▶ [PARTS OF THE EXERCISE]:
A - In the passage on Lego and gender, which Lego line was made to compete with Barbie?
B - Reproduce the part of the passage on Lego and gender starting at "The years went" and ending at "you know. Princesses.", substituting "tubs" for "buckets".
C - Condense the paragraph of the passage on Lego and gender that opens with "One interesting thing I noticed" into a short bulleted list that keeps its main facts.

▶ [TEXT PROVIDED]:
## BEGIN
The years went on and Lego kept trying to grow and compete with other toy companies, like the big hungry giants from America, Hasbro and Mattel. They made Lego Scala to try and compete with Barbie, Lego Racers to try and compete with Hot Wheels, and although they couldn’t really win those battles, it didn’t really matter because they still had millions of adoring fans who just wanted more bricks, and if you looked hard enough, they were still selling big buckets of those bricks, and some pretty decent castles, and occasionally a pirate ship. The marketing and packaging kept getting more and more aggressive and jagged for boys, and more and more pink for girls, and that’s how we ended up with Bionicle, where scary-looking technorganic robots surf on lava and shoot fire blasts, and Belville which is… you know. Princesses.

Meanwhile, the developmental psychologists had kind of backed off their original “gender-neutral play” claims, and quite a few of them were riding the wave of new research pointing out all the cognitive differences between little boys and little girls, since that seemed to be a lot more interesting than pointing out the similarities for some reason.

I still love Lego, and there are plenty of movers and shakers there who understand that the real strength of their toy line is in how utterly flexible and non-representational it is, how Lego bricks let you make pretty much anything. They have whole lines that are just devoted to advancing that principle, and they get letters constantly from parents who want more girl-friendly construction kits. (Uh… Clikits? Hmmm….) At the same time they’re a big company that’s always struggling to grow and stay afloat, so it’s hardly surprising that they get sucked up, just like most large toy companies, into the gender-segregated target marketing that dominates childhood play.

One interesting thing I noticed during my tenure in the land of plastic bricks — when someone’s watching them, peers or adults, kids are much more likely to adhere to stereotypical divisions of play, and gravitate away from what’s clearly labeled as “for the other gender.” When we looked at statistics from the Lego website, however, where kids of a certain age range were often playing by themselves in front of a computer, we often found that the gender division of who was playing little online web games was much more gender-neutral. In other words, girls on the Lego website were playing the sports and (Lego-sanctioned, relatively non-violent) combat oriented games. This wasn’t a huge surprise, since the conventional wisdom was that of course there were some girls who liked “boy stuff,” and nobody bothered to market to them separately. More surprisingly, there were plenty of boys who also played the princess dress-up games. I always though that spoke volumes about the role of social observation in many kids’ adherence to gender rules.


22 thoughts on Gasp! Kids’ toys are… gendered?

  1. I just did some research on how toys gender kids for my sociology of gender class which included a trip to Toys R’ Us, and I have to say it’s all pretty disturbing. NOTHING and I mean NOTHING that is for girls is any other color than pink. It’s sad really. When it comes to “home” toys, there’s still a gender divide there: power tools for boys (Home Depot toys) and doll houses, vanities, and nurseries for girls. Where are the power tools for girls??? Even board games are in on it. Monopoly now has the “Boutique Edition” in bright pink with nail polish, hair brush, and blow dryer as game pieces, and life is bright pink “High School Edition” life. Don’t boys go to high school too??? Personally, I preferred the gender neutral versions of these games. They were loads more fun.
## END
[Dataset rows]
## BEGIN
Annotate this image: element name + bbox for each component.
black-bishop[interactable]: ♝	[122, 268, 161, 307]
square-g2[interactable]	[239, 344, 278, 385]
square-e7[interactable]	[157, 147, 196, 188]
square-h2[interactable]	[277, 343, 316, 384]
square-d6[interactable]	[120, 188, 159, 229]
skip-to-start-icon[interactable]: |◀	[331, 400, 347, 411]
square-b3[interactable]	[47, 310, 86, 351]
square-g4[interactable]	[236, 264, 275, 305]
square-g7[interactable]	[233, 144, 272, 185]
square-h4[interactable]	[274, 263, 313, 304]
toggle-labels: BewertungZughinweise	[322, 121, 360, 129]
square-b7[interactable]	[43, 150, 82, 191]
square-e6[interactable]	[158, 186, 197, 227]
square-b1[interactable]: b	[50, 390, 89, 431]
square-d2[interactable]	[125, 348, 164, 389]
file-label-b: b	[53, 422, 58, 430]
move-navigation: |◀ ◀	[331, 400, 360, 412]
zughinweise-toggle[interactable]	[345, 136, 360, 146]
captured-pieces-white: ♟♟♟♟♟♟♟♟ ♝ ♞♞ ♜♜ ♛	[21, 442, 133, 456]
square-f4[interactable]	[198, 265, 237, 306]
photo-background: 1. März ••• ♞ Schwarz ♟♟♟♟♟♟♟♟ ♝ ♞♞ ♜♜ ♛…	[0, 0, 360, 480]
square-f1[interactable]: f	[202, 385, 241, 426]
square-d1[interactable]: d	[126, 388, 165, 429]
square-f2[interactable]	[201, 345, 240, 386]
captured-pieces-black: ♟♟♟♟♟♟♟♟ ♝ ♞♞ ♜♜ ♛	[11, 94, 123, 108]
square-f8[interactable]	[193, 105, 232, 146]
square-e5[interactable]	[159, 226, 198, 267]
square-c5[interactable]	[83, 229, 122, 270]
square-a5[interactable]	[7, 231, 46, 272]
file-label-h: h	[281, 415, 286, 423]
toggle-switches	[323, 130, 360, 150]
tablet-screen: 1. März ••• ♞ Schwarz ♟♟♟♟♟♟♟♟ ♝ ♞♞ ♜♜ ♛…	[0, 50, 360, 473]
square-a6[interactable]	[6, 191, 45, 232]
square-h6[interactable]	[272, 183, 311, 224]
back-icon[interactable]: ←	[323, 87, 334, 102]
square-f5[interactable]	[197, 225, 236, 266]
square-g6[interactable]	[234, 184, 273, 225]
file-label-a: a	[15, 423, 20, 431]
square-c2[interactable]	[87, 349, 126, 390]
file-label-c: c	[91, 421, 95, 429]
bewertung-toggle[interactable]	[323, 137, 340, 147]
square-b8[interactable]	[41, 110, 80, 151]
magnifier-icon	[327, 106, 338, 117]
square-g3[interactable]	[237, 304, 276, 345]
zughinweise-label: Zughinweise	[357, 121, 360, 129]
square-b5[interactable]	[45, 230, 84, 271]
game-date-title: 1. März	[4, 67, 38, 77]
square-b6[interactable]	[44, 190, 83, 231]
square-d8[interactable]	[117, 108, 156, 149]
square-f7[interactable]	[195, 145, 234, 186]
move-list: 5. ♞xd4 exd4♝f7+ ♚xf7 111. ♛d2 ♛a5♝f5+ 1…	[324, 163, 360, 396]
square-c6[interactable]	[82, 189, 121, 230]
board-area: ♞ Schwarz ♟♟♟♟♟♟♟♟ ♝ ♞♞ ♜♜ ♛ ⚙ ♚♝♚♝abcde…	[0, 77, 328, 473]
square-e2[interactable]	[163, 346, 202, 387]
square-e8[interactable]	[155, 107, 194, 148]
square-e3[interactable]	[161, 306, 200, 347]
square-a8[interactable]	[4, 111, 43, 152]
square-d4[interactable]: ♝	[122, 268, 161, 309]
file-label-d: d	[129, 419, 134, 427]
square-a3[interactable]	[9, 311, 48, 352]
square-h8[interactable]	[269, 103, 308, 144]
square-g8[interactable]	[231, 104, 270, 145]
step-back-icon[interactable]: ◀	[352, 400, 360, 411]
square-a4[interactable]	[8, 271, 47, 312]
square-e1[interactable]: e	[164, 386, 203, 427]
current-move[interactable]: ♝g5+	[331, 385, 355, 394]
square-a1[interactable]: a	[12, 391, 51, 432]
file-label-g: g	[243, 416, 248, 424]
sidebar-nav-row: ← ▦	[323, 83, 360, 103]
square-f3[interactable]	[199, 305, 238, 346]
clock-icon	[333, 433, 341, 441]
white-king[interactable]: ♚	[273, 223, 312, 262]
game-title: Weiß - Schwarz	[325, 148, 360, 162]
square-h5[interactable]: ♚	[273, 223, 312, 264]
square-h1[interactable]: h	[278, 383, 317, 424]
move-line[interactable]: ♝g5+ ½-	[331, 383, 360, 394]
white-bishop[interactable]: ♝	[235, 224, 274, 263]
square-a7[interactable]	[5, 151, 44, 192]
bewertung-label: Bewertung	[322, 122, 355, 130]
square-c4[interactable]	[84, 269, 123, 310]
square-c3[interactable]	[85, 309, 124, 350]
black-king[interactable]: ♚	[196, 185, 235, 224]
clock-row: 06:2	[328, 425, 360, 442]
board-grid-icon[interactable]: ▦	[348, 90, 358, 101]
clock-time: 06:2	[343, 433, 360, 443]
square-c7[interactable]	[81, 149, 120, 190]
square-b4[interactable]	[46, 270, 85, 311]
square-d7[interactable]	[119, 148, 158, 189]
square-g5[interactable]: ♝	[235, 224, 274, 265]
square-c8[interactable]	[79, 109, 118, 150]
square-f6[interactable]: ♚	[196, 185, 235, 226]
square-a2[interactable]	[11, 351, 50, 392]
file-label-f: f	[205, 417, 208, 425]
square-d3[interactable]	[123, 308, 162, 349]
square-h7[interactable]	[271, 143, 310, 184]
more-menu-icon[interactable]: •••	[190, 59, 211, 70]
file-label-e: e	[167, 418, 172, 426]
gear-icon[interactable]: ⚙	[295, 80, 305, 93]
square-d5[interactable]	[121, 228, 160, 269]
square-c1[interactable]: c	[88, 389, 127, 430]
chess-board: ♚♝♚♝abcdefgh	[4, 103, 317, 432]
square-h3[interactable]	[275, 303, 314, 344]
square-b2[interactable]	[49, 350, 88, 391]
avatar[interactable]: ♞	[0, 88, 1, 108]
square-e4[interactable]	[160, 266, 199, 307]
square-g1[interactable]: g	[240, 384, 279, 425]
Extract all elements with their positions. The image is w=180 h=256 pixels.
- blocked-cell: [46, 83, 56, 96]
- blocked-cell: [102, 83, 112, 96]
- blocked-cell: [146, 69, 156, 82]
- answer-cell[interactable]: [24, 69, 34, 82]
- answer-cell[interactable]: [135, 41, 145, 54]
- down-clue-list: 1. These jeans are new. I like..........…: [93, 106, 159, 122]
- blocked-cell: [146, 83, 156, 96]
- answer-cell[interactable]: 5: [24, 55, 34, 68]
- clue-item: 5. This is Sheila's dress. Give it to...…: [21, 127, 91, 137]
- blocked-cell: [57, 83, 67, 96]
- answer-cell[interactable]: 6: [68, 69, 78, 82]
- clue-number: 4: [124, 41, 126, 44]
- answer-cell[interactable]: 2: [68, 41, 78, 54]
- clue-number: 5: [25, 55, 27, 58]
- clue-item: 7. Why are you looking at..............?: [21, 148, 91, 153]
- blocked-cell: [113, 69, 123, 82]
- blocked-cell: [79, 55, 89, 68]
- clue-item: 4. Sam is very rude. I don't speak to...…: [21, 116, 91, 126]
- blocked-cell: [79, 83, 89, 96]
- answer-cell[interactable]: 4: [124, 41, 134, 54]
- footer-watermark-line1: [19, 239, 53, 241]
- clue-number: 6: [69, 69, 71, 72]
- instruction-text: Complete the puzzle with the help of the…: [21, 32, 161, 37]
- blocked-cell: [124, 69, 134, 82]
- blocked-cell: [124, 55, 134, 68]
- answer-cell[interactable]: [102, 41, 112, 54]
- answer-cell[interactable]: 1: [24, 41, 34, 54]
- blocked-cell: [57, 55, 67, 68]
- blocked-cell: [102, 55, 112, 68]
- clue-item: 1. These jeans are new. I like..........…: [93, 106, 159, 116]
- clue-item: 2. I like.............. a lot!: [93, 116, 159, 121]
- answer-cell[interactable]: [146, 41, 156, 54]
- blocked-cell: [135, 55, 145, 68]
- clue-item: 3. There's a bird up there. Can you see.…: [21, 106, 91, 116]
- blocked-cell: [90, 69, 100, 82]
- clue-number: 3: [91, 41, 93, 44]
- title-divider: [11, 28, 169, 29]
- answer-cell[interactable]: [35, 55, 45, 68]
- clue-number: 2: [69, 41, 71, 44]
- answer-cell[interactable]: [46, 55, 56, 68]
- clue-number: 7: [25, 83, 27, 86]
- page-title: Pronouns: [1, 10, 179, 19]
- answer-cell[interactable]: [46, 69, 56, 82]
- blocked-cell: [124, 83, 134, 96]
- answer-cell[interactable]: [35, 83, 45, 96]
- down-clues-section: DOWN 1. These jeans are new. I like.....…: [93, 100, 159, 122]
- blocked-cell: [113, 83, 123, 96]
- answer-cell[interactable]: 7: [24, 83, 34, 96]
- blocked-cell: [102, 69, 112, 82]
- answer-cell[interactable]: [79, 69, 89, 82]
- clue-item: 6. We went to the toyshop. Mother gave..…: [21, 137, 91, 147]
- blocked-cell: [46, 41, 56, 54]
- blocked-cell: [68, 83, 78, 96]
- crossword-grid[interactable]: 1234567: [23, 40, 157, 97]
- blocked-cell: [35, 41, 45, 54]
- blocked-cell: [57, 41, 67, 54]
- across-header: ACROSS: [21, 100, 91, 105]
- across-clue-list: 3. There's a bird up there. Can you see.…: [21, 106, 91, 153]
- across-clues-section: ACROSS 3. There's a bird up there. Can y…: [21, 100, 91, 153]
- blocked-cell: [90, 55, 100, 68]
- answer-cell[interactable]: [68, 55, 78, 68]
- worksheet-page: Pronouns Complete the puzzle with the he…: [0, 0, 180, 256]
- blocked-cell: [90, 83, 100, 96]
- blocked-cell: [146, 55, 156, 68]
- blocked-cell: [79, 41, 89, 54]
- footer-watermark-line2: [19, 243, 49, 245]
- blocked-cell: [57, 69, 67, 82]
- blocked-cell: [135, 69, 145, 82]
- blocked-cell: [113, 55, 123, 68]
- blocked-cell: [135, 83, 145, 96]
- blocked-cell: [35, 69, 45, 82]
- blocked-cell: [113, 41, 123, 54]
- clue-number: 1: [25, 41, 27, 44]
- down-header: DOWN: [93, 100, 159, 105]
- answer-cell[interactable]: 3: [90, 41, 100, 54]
## END
▶ [EXPECTED RESULTS]:
A - Lego Scala.

B -
The years went on and Lego kept trying to grow and compete with other toy companies, like the big hungry giants from America, Hasbro and Mattel. They made Lego Scala to try and compete with Barbie, Lego Racers to try and compete with Hot Wheels, and although they couldn’t really win those battles, it didn’t really matter because they still had millions of adoring fans who just wanted more bricks, and if you looked hard enough, they were still selling big tubs of those bricks, and some pretty decent castles, and occasionally a pirate ship. The marketing and packaging kept getting more and more aggressive and jagged for boys, and more and more pink for girls, and that’s how we ended up with Bionicle, where scary-looking technorganic robots surf on lava and shoot fire blasts, and Belville which is… you know. Princesses.

C -
- When peers or adults are watching, kids are much more likely to follow stereotypical divisions of play and avoid what is labeled for the other gender.
- Statistics from the Lego website, where kids often played alone at a computer, showed a much more gender-neutral split in who played the online games.
- Girls on the site played the sports and combat-oriented games, which was not a big surprise.
- More surprisingly, plenty of boys played the princess dress-up games.
- The writer saw this as showing the role of social observation in many kids' adherence to gender rules.